Dataset records:
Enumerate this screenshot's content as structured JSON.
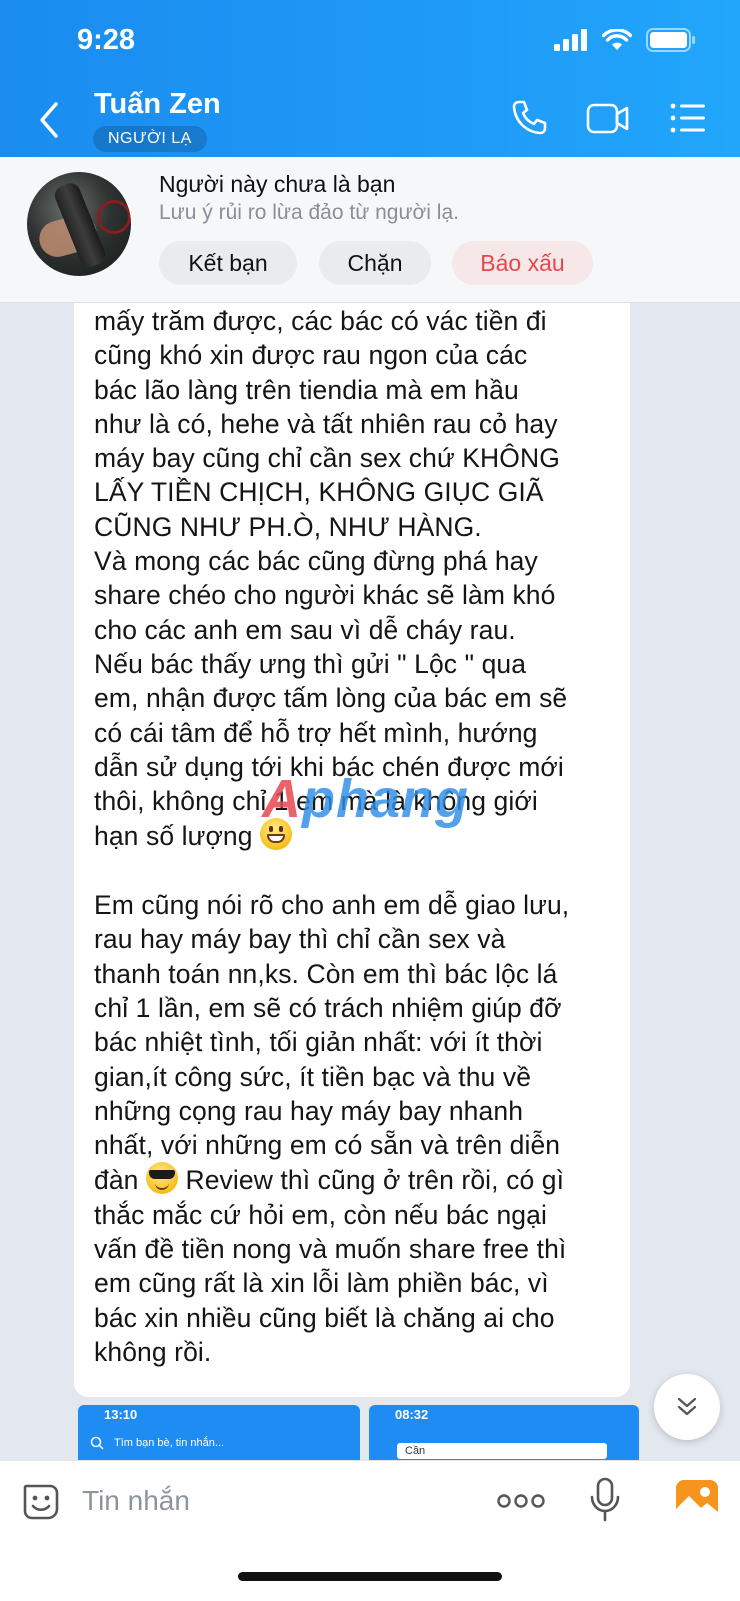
{
  "status_bar": {
    "time": "9:28"
  },
  "header": {
    "contact_name": "Tuấn Zen",
    "stranger_badge": "NGƯỜI LẠ",
    "icons": [
      "back-icon",
      "phone-icon",
      "video-call-icon",
      "menu-list-icon"
    ]
  },
  "banner": {
    "title": "Người này chưa là bạn",
    "subtitle": "Lưu ý rủi ro lừa đảo từ người lạ.",
    "add_friend_label": "Kết bạn",
    "block_label": "Chặn",
    "report_label": "Báo xấu"
  },
  "message": {
    "lines": [
      "mấy trăm được, các bác có vác tiền đi",
      "cũng khó xin được rau ngon của các",
      "bác lão làng trên tiendia mà em hầu",
      "như là có, hehe và tất nhiên rau cỏ hay",
      "máy bay cũng chỉ cần sex  chứ KHÔNG",
      "LẤY TIỀN CHỊCH, KHÔNG GIỤC GIÃ",
      "CŨNG NHƯ PH.Ò, NHƯ HÀNG.",
      "Và mong các bác cũng đừng phá hay",
      "share chéo cho người khác sẽ làm khó",
      "cho các anh em sau vì dễ cháy rau.",
      "Nếu bác thấy ưng thì gửi \" Lộc \" qua",
      "em, nhận được tấm lòng của bác em sẽ",
      "có cái tâm để hỗ trợ hết mình, hướng",
      "dẫn sử dụng tới khi bác chén được mới",
      "thôi, không chỉ 1 em mà là không giới"
    ],
    "line_with_emoji_1": "hạn số lượng",
    "lines_2": [
      "Em cũng nói rõ cho anh em dễ giao lưu,",
      "rau hay máy bay thì chỉ cần sex và",
      "thanh toán nn,ks. Còn em thì bác lộc lá",
      "chỉ 1 lần, em sẽ có trách nhiệm giúp đỡ",
      "bác nhiệt tình, tối giản nhất: với ít thời",
      "gian,ít công sức, ít tiền bạc và thu về",
      "những cọng rau hay máy bay nhanh",
      "nhất, với những em có sẵn và trên diễn"
    ],
    "line_with_emoji_2_prefix": "đàn",
    "line_with_emoji_2_suffix": "Review thì cũng ở trên rồi, có gì",
    "lines_3": [
      "thắc mắc cứ hỏi em, còn nếu bác ngại",
      "vấn đề tiền nong và muốn share free thì",
      "em cũng rất là xin lỗi làm phiền bác, vì",
      "bác xin nhiều cũng biết là chăng ai cho",
      "không rồi."
    ],
    "emoji_1": "grinning-face-emoji",
    "emoji_2": "sunglasses-face-emoji"
  },
  "watermark": {
    "part1": "A",
    "part2": "phang"
  },
  "thumbnails": [
    {
      "time": "13:10",
      "search_text": "Tìm bạn bè, tin nhắn..."
    },
    {
      "time": "08:32",
      "search_text": "Cần"
    }
  ],
  "input": {
    "placeholder": "Tin nhắn"
  },
  "colors": {
    "header_blue": "#1f9af7",
    "report_red": "#e8474a"
  }
}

TASK STATEMENT: Where a line contains "trên", copy that line.

COMPLETED EXERCISE:
      "bác lão làng trên tiendia mà em hầu",
      "nhất, với những em có sẵn và trên diễn"
    "line_with_emoji_2_suffix": "Review thì cũng ở trên rồi, có gì",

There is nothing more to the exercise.